- Saved entries
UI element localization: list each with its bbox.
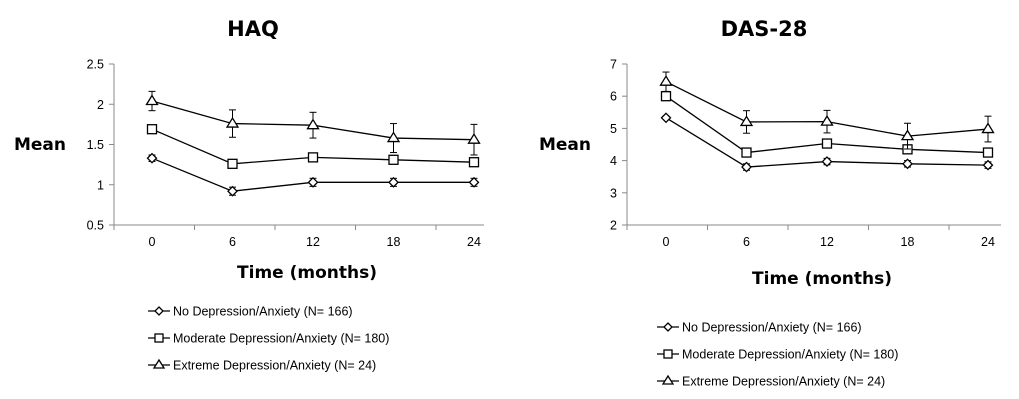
- chart-haq: HAQ 0.5 1 1.5 2 2.5 0 6 12 18 24 Time (months) Mean N…: [14, 17, 484, 373]
- data-point-triangle: [467, 132, 481, 144]
- data-point-square: [307, 152, 319, 163]
- data-point-triangle: [386, 131, 401, 143]
- legend-label: Extreme Depression/Anxiety (N= 24): [173, 359, 376, 373]
- y-tick-label: 0.5: [87, 219, 104, 233]
- y-tick-label: 2: [610, 219, 617, 233]
- x-tick-label: 12: [306, 235, 320, 249]
- x-tick-label: 6: [743, 235, 750, 249]
- chart-title: DAS-28: [721, 17, 808, 41]
- data-point-square: [660, 91, 672, 102]
- data-point-diamond: [307, 176, 319, 188]
- y-tick-label: 2: [97, 98, 104, 112]
- data-point-triangle: [900, 129, 915, 141]
- y-tick-label: 1: [97, 178, 104, 192]
- legend-label: No Depression/Anxiety (N= 166): [682, 321, 862, 335]
- data-point-diamond: [741, 161, 752, 173]
- legend-marker-triangle: [661, 374, 675, 385]
- data-point-triangle: [225, 116, 240, 128]
- series-diamond: [660, 112, 994, 173]
- series-triangle: [145, 90, 481, 156]
- legend-marker-square: [154, 333, 164, 343]
- legend-label: No Depression/Anxiety (N= 166): [173, 305, 353, 319]
- chart-das28: DAS-28 2 3 4 5 6 7 0 6 12 18 24 Time (months) Mean No …: [539, 17, 1001, 389]
- data-point-diamond: [982, 159, 994, 171]
- y-tick-label: 2.5: [87, 58, 104, 72]
- y-tick-label: 1.5: [87, 138, 104, 152]
- series-triangle: [659, 71, 995, 150]
- y-tick-label: 7: [610, 58, 617, 72]
- data-point-triangle: [306, 118, 320, 130]
- data-point-triangle: [820, 114, 834, 126]
- legend-marker-square: [663, 349, 673, 359]
- data-point-diamond: [660, 112, 672, 124]
- x-tick-label: 24: [467, 235, 481, 249]
- data-point-triangle: [739, 115, 754, 127]
- data-point-square: [227, 158, 238, 169]
- data-point-triangle: [145, 94, 159, 106]
- legend-label: Extreme Depression/Anxiety (N= 24): [682, 375, 885, 389]
- y-tick-label: 4: [610, 154, 617, 168]
- x-axis-title: Time (months): [237, 263, 377, 283]
- legend-label: Moderate Depression/Anxiety (N= 180): [173, 332, 389, 346]
- legend-marker-diamond: [154, 306, 164, 316]
- legend-marker-triangle: [152, 358, 166, 369]
- data-point-square: [146, 124, 158, 135]
- x-axis-title: Time (months): [752, 269, 892, 289]
- data-point-square: [821, 138, 833, 149]
- legend-marker-diamond: [663, 322, 673, 332]
- data-point-square: [741, 147, 752, 158]
- legend-label: Moderate Depression/Anxiety (N= 180): [682, 348, 898, 362]
- data-point-square: [468, 157, 480, 168]
- y-tick-label: 3: [610, 186, 617, 200]
- data-point-diamond: [146, 152, 158, 164]
- legend: No Depression/Anxiety (N= 166) Moderate D…: [148, 305, 389, 373]
- x-tick-label: 12: [820, 235, 834, 249]
- x-tick-label: 18: [901, 235, 915, 249]
- x-tick-label: 0: [663, 235, 670, 249]
- x-tick-label: 6: [229, 235, 236, 249]
- x-tick-label: 24: [981, 235, 995, 249]
- data-point-diamond: [388, 176, 399, 188]
- y-axis-title: Mean: [539, 135, 591, 155]
- series-diamond: [146, 152, 480, 197]
- data-point-diamond: [468, 176, 480, 188]
- data-point-square: [388, 154, 399, 165]
- x-tick-label: 18: [387, 235, 401, 249]
- data-point-diamond: [821, 156, 833, 167]
- legend: No Depression/Anxiety (N= 166) Moderate D…: [657, 321, 898, 389]
- series-square: [146, 124, 480, 169]
- data-point-diamond: [902, 158, 913, 170]
- data-point-square: [982, 147, 994, 158]
- data-point-triangle: [981, 122, 995, 134]
- y-axis-title: Mean: [14, 135, 66, 155]
- chart-title: HAQ: [227, 17, 279, 41]
- x-tick-label: 0: [149, 235, 156, 249]
- y-tick-label: 5: [610, 122, 617, 136]
- data-point-triangle: [659, 74, 673, 86]
- y-tick-label: 6: [610, 90, 617, 104]
- data-point-diamond: [227, 185, 238, 197]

- EXERCISE OBJECTIVE
Reproduce every line of the records above word for word, with nothing changed. Leave the pictures out of your answer.

- TASK SOLUTION
UI element localization: list each with its bbox.
- chart-haq: HAQ 0.5 1 1.5 2 2.5 0 6 12 18 24 Time (months) Mean N…: [14, 17, 484, 373]
- data-point-triangle: [467, 132, 481, 144]
- data-point-square: [307, 152, 319, 163]
- data-point-triangle: [386, 131, 401, 143]
- legend-label: Extreme Depression/Anxiety (N= 24): [173, 359, 376, 373]
- y-tick-label: 0.5: [87, 219, 104, 233]
- y-tick-label: 2: [610, 219, 617, 233]
- x-tick-label: 12: [306, 235, 320, 249]
- x-tick-label: 6: [743, 235, 750, 249]
- chart-title: DAS-28: [721, 17, 808, 41]
- data-point-square: [660, 91, 672, 102]
- data-point-diamond: [307, 176, 319, 188]
- y-tick-label: 2: [97, 98, 104, 112]
- data-point-triangle: [900, 129, 915, 141]
- y-tick-label: 1: [97, 178, 104, 192]
- legend-label: No Depression/Anxiety (N= 166): [682, 321, 862, 335]
- data-point-diamond: [741, 161, 752, 173]
- legend-marker-triangle: [661, 374, 675, 385]
- data-point-triangle: [225, 116, 240, 128]
- series-diamond: [660, 112, 994, 173]
- series-triangle: [145, 90, 481, 156]
- legend-marker-square: [154, 333, 164, 343]
- legend-label: No Depression/Anxiety (N= 166): [173, 305, 353, 319]
- chart-das28: DAS-28 2 3 4 5 6 7 0 6 12 18 24 Time (months) Mean No …: [539, 17, 1001, 389]
- data-point-diamond: [982, 159, 994, 171]
- y-tick-label: 2.5: [87, 58, 104, 72]
- y-tick-label: 1.5: [87, 138, 104, 152]
- series-triangle: [659, 71, 995, 150]
- y-tick-label: 7: [610, 58, 617, 72]
- data-point-triangle: [306, 118, 320, 130]
- data-point-triangle: [820, 114, 834, 126]
- legend-marker-square: [663, 349, 673, 359]
- data-point-diamond: [660, 112, 672, 124]
- x-tick-label: 24: [467, 235, 481, 249]
- data-point-triangle: [739, 115, 754, 127]
- data-point-square: [227, 158, 238, 169]
- data-point-triangle: [145, 94, 159, 106]
- legend-label: Extreme Depression/Anxiety (N= 24): [682, 375, 885, 389]
- y-tick-label: 4: [610, 154, 617, 168]
- x-axis-title: Time (months): [237, 263, 377, 283]
- legend-label: Moderate Depression/Anxiety (N= 180): [173, 332, 389, 346]
- legend-marker-diamond: [154, 306, 164, 316]
- legend-marker-triangle: [152, 358, 166, 369]
- data-point-square: [146, 124, 158, 135]
- x-axis-title: Time (months): [752, 269, 892, 289]
- data-point-square: [821, 138, 833, 149]
- legend-marker-diamond: [663, 322, 673, 332]
- data-point-square: [741, 147, 752, 158]
- legend-label: Moderate Depression/Anxiety (N= 180): [682, 348, 898, 362]
- data-point-square: [468, 157, 480, 168]
- y-tick-label: 3: [610, 186, 617, 200]
- data-point-diamond: [146, 152, 158, 164]
- legend: No Depression/Anxiety (N= 166) Moderate D…: [148, 305, 389, 373]
- x-tick-label: 12: [820, 235, 834, 249]
- x-tick-label: 18: [901, 235, 915, 249]
- x-tick-label: 0: [663, 235, 670, 249]
- x-tick-label: 6: [229, 235, 236, 249]
- x-tick-label: 24: [981, 235, 995, 249]
- data-point-diamond: [388, 176, 399, 188]
- y-axis-title: Mean: [539, 135, 591, 155]
- series-diamond: [146, 152, 480, 197]
- data-point-diamond: [468, 176, 480, 188]
- data-point-square: [388, 154, 399, 165]
- x-tick-label: 18: [387, 235, 401, 249]
- data-point-diamond: [821, 156, 833, 167]
- legend: No Depression/Anxiety (N= 166) Moderate D…: [657, 321, 898, 389]
- series-square: [146, 124, 480, 169]
- data-point-diamond: [902, 158, 913, 170]
- data-point-square: [982, 147, 994, 158]
- data-point-triangle: [981, 122, 995, 134]
- y-axis-title: Mean: [14, 135, 66, 155]
- chart-title: HAQ: [227, 17, 279, 41]
- x-tick-label: 0: [149, 235, 156, 249]
- y-tick-label: 5: [610, 122, 617, 136]
- data-point-triangle: [659, 74, 673, 86]
- y-tick-label: 6: [610, 90, 617, 104]
- data-point-diamond: [227, 185, 238, 197]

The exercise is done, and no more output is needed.